(Dataset items)
####################

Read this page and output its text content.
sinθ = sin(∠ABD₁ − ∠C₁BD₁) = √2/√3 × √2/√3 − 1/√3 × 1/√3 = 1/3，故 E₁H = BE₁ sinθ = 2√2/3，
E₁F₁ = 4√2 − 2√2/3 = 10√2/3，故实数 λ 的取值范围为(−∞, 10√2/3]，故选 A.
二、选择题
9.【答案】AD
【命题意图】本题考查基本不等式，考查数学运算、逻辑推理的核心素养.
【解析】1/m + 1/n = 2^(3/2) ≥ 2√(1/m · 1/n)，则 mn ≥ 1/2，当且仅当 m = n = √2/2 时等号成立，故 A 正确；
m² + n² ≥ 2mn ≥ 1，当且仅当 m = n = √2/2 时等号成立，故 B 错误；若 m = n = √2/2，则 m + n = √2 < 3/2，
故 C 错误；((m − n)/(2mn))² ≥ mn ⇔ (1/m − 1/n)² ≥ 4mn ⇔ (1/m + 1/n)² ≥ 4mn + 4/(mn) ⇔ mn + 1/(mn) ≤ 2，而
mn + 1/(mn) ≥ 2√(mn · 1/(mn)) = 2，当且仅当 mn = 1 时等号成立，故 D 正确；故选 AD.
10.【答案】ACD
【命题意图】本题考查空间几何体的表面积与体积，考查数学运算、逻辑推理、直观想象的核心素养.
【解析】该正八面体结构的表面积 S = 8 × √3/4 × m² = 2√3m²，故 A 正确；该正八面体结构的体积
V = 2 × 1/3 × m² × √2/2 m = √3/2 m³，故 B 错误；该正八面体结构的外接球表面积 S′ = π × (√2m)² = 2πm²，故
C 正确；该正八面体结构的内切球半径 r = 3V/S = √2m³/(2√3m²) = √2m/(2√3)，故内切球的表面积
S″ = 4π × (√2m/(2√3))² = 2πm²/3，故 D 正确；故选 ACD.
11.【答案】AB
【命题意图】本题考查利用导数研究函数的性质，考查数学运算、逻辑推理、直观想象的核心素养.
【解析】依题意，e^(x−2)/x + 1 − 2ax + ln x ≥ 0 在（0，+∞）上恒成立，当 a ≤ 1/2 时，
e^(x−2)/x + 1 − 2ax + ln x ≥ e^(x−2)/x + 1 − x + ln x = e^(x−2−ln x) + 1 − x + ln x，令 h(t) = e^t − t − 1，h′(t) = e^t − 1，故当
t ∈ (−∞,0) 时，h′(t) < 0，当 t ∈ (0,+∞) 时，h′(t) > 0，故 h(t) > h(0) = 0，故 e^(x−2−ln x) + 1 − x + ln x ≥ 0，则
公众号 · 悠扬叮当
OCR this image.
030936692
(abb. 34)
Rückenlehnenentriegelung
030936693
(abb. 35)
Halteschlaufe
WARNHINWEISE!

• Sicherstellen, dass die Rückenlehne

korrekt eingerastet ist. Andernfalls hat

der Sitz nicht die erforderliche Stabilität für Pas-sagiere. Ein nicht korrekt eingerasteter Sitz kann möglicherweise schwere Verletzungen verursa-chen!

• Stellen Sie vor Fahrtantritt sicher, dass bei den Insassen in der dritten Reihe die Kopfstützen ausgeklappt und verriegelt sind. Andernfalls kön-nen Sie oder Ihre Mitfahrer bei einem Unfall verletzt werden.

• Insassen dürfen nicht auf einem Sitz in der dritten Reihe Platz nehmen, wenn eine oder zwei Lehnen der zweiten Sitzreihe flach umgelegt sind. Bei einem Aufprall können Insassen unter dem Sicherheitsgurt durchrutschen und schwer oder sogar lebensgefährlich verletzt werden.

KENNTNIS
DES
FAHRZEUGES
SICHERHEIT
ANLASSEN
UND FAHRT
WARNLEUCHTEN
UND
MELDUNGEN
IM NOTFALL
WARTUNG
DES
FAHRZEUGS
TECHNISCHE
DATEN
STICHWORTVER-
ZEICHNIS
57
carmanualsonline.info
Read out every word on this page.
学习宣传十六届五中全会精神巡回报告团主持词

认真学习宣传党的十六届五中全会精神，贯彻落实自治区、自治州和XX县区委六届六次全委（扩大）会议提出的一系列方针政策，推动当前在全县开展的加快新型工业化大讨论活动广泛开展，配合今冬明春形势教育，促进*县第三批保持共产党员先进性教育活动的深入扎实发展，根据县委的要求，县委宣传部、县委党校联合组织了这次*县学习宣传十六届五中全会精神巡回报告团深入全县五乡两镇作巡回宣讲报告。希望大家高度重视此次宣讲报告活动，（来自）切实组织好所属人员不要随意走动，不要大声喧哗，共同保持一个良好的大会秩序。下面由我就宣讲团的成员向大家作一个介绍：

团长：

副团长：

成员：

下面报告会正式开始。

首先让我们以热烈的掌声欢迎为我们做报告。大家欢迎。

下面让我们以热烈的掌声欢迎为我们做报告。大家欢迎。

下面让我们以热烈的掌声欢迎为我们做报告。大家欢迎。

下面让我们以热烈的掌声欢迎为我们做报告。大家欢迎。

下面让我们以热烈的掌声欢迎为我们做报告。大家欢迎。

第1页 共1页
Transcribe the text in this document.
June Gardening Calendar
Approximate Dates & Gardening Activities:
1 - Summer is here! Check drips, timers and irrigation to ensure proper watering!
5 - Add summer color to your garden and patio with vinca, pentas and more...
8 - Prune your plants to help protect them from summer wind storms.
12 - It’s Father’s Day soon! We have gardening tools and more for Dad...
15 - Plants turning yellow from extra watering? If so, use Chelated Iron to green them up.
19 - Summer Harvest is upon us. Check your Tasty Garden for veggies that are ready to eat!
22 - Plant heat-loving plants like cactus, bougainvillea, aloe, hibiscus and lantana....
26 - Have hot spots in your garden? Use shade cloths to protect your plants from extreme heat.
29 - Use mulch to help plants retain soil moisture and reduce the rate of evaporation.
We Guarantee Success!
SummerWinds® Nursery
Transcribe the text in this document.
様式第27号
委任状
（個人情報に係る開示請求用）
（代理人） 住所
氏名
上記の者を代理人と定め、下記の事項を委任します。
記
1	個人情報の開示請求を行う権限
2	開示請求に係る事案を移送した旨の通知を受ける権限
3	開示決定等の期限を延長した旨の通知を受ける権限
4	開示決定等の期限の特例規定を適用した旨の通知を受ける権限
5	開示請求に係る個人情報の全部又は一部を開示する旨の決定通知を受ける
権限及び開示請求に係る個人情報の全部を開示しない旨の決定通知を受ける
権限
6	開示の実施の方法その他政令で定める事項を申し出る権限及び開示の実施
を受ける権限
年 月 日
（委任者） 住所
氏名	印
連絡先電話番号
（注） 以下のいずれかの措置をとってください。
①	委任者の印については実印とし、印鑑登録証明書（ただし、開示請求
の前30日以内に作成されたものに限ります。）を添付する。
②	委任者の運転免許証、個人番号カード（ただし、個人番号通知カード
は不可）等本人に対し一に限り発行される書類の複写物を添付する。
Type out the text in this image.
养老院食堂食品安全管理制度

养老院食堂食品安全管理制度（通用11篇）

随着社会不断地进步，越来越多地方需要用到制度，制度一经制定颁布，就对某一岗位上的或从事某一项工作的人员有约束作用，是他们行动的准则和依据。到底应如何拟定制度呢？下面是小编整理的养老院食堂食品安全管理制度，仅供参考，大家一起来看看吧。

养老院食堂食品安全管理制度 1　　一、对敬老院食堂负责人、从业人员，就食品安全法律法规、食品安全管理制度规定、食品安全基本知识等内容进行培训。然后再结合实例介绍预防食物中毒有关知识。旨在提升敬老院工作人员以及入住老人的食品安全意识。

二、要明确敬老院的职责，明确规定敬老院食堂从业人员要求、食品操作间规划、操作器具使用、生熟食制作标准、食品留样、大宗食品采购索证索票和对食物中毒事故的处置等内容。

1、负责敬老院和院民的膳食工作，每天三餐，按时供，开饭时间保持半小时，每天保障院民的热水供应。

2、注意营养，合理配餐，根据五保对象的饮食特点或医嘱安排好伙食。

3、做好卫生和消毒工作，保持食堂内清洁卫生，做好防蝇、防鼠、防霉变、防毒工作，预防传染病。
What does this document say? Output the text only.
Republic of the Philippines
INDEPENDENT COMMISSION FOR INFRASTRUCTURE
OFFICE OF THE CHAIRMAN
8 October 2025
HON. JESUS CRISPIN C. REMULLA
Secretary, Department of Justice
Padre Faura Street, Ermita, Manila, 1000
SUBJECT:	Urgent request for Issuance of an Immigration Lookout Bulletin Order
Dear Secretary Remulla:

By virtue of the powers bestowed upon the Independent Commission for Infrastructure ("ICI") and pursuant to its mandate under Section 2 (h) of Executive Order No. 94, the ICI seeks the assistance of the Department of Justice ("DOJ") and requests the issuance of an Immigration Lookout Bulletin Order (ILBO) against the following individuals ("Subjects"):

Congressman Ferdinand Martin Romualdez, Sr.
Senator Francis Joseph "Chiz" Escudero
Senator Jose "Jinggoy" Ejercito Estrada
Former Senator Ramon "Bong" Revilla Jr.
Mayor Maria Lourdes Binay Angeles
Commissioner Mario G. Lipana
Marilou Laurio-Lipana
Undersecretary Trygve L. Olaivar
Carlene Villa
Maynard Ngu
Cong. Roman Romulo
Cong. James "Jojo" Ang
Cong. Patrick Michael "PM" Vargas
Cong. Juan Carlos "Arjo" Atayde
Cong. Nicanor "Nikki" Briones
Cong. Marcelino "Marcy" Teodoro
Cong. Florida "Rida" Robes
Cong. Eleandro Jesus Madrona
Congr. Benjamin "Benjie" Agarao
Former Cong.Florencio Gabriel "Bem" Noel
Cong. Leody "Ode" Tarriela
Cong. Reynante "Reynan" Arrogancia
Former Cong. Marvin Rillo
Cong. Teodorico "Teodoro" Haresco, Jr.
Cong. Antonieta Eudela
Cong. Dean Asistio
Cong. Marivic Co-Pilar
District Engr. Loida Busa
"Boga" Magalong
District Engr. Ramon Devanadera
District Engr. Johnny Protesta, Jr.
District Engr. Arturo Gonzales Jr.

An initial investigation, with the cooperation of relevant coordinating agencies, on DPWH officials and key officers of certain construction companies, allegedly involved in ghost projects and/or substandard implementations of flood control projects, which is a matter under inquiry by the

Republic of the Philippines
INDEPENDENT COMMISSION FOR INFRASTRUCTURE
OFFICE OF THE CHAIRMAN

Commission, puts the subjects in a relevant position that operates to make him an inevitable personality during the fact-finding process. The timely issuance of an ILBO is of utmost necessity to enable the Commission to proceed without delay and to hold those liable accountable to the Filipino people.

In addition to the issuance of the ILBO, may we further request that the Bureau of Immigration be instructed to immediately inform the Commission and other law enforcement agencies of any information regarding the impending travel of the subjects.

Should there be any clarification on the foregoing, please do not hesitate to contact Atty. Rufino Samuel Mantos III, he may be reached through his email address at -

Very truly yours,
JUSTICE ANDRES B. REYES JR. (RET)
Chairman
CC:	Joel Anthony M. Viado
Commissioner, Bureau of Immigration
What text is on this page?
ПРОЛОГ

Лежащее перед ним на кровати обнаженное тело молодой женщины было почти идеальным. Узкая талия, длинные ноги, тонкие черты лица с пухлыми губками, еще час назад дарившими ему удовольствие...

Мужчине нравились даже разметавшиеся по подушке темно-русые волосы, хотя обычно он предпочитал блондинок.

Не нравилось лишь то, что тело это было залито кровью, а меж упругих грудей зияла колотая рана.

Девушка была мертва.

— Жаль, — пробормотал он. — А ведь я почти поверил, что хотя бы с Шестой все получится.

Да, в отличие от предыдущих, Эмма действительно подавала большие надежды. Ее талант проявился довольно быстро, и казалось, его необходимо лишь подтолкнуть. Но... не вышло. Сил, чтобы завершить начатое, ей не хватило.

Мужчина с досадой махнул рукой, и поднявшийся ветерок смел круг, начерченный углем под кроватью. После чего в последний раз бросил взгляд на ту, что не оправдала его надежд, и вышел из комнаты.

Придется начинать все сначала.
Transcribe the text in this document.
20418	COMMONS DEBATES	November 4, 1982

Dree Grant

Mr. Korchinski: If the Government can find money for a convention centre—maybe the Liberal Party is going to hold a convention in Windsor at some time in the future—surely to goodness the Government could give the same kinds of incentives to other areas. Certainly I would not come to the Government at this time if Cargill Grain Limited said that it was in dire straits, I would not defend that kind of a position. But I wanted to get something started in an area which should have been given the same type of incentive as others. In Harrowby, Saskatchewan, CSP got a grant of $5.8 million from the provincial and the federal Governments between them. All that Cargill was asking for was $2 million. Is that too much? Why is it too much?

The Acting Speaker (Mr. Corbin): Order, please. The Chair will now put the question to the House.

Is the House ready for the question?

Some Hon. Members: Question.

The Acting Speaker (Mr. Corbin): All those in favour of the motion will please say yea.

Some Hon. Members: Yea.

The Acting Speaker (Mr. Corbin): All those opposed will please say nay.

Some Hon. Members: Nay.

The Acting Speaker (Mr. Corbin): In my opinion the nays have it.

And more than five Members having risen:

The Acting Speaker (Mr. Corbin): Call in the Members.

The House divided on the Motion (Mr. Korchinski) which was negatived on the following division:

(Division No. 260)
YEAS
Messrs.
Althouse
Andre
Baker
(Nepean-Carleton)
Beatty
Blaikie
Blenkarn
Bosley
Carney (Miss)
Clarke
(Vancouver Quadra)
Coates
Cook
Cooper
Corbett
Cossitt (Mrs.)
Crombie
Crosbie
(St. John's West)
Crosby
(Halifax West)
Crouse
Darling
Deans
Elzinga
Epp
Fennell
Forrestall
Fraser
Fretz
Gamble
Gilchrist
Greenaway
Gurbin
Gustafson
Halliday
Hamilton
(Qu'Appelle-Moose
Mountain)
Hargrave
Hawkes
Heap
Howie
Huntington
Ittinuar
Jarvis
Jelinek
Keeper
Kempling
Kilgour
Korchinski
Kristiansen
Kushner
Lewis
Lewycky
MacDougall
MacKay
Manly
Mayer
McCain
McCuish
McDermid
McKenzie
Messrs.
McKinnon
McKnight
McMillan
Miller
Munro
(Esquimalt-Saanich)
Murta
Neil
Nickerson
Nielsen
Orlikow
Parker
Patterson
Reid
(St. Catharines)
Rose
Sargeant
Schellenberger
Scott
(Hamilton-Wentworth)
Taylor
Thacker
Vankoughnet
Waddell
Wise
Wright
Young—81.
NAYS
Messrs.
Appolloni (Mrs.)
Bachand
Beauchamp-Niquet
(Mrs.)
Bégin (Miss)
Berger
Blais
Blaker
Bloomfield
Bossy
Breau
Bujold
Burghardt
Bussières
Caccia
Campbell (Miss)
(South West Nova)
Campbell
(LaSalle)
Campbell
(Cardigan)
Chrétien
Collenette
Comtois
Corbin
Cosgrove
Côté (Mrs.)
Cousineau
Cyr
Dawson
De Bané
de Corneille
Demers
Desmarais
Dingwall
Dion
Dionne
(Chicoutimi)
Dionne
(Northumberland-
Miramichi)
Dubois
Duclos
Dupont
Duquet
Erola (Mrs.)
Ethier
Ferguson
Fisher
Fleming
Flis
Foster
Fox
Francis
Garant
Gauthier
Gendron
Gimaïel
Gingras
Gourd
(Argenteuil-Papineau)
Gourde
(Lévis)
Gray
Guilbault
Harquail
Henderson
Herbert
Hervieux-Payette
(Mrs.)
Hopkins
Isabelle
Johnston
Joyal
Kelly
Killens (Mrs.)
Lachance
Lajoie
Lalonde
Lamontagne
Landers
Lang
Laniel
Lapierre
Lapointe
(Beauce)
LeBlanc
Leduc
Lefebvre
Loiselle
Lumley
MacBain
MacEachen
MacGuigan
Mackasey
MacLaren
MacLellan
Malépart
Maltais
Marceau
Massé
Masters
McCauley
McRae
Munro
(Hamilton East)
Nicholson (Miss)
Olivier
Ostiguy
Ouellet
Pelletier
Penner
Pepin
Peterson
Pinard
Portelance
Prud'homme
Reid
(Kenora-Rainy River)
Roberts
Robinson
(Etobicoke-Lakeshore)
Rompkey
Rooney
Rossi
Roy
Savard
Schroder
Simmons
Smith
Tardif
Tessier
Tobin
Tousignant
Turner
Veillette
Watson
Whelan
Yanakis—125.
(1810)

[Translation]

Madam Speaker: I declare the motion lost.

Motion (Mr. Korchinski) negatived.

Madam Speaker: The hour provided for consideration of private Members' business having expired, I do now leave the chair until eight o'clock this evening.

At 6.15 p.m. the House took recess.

####################

» DIRECTIONS
Your answer should be one number: how many lines of the listing include the word "from".

» OUTPUT FOR THIS EXERCISE
4